**TO BE DONE:**
For every line in the data below that contains "None", copy the line.

**RECORDS:**
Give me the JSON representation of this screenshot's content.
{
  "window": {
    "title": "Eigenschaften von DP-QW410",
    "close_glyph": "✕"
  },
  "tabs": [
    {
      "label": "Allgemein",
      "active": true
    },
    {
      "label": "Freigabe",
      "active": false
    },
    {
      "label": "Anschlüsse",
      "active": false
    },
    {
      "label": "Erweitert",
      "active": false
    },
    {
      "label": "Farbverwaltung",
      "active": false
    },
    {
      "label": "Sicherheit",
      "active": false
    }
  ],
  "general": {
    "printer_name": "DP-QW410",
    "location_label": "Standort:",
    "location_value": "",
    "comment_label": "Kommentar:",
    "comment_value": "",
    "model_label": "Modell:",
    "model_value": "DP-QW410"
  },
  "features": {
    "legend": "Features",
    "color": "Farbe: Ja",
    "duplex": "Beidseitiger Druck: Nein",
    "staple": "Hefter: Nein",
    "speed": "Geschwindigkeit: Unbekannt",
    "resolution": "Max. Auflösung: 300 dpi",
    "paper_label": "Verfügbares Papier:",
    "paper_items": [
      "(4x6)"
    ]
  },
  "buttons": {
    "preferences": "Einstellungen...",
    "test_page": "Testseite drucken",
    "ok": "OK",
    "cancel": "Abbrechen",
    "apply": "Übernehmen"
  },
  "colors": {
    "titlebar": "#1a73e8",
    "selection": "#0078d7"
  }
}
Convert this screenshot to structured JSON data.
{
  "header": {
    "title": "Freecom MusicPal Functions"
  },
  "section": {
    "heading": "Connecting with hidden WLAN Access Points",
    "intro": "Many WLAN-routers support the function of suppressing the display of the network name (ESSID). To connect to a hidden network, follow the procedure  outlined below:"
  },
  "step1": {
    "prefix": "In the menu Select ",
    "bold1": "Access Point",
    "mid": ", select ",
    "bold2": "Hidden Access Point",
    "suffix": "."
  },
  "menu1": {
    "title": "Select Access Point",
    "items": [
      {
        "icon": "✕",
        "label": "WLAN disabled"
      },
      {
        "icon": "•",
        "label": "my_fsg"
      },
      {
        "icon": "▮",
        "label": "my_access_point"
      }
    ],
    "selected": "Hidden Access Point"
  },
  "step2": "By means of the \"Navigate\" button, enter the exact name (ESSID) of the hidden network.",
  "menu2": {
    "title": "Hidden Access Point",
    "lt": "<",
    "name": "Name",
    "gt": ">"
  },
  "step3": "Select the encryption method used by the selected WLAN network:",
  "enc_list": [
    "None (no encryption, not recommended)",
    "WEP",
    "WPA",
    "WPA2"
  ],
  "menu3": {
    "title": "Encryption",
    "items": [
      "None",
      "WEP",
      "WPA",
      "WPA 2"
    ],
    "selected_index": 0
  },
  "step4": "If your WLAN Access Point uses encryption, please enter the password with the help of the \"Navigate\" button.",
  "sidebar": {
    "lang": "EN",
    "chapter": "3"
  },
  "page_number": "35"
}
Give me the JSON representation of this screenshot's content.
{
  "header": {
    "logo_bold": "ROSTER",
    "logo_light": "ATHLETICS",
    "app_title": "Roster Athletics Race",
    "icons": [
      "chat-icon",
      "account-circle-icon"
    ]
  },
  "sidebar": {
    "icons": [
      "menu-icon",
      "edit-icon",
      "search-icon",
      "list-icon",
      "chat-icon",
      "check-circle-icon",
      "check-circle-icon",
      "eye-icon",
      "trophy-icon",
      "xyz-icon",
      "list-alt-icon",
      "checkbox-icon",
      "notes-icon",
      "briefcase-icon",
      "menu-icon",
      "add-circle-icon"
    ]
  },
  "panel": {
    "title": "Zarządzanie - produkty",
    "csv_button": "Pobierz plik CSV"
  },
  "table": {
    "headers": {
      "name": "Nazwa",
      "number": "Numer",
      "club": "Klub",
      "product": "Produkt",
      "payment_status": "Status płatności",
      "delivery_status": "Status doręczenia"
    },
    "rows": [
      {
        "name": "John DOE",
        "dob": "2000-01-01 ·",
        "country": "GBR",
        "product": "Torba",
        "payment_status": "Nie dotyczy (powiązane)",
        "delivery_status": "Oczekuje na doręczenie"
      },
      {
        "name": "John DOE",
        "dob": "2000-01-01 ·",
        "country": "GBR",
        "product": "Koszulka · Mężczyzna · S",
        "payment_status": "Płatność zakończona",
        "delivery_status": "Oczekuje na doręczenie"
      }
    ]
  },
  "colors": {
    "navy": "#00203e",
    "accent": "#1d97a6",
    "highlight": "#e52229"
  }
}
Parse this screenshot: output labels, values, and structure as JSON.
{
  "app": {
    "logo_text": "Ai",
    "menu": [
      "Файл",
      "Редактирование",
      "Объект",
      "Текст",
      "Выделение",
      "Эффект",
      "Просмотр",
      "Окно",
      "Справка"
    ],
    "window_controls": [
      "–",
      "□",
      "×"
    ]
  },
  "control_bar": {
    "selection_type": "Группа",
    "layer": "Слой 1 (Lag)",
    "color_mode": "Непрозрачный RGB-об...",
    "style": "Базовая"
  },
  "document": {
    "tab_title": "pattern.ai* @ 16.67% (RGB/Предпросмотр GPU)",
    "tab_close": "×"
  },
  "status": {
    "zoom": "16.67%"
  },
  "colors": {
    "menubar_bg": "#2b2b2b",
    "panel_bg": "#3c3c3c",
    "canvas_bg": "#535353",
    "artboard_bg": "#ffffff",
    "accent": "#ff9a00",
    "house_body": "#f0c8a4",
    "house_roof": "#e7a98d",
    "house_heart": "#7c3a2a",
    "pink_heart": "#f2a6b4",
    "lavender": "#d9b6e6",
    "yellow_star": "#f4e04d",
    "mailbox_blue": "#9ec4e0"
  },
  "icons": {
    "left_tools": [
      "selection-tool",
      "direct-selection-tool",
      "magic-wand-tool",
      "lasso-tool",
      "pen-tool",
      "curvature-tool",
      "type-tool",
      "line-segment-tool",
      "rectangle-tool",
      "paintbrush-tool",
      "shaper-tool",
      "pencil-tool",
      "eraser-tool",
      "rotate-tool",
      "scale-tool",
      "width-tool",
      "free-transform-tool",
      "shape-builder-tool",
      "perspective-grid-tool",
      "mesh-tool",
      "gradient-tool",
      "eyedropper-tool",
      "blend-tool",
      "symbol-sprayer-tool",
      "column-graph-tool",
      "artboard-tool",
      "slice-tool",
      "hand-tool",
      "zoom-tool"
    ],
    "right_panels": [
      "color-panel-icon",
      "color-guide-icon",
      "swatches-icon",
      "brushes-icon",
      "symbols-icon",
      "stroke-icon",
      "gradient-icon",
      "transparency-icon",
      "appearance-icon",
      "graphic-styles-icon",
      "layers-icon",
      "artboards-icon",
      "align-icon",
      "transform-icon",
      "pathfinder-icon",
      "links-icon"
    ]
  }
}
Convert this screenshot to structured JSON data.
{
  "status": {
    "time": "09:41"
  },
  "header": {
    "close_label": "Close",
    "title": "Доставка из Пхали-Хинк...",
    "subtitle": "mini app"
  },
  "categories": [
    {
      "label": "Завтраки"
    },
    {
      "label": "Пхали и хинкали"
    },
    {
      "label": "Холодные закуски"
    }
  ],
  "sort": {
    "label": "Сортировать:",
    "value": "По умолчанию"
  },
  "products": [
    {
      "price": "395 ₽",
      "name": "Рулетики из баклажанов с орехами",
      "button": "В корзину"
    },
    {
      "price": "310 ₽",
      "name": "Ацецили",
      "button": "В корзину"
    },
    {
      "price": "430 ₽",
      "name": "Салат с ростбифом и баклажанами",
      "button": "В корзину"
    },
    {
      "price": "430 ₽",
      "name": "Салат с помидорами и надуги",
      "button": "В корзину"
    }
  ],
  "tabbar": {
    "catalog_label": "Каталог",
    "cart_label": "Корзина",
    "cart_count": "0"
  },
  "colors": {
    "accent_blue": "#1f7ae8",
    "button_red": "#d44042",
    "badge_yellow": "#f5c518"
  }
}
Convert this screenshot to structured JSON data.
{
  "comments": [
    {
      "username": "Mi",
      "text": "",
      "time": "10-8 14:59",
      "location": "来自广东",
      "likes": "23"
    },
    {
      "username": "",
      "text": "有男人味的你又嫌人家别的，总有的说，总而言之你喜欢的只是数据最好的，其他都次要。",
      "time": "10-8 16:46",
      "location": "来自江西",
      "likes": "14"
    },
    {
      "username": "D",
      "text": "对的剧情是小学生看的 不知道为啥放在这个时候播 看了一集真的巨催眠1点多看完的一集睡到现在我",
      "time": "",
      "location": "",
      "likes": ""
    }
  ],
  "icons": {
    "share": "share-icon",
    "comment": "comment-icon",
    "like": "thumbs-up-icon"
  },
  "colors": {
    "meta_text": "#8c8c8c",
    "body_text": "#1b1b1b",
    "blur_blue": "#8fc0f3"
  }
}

**EXPECTED ANSWER:**
    "None (no encryption, not recommended)",
      "None",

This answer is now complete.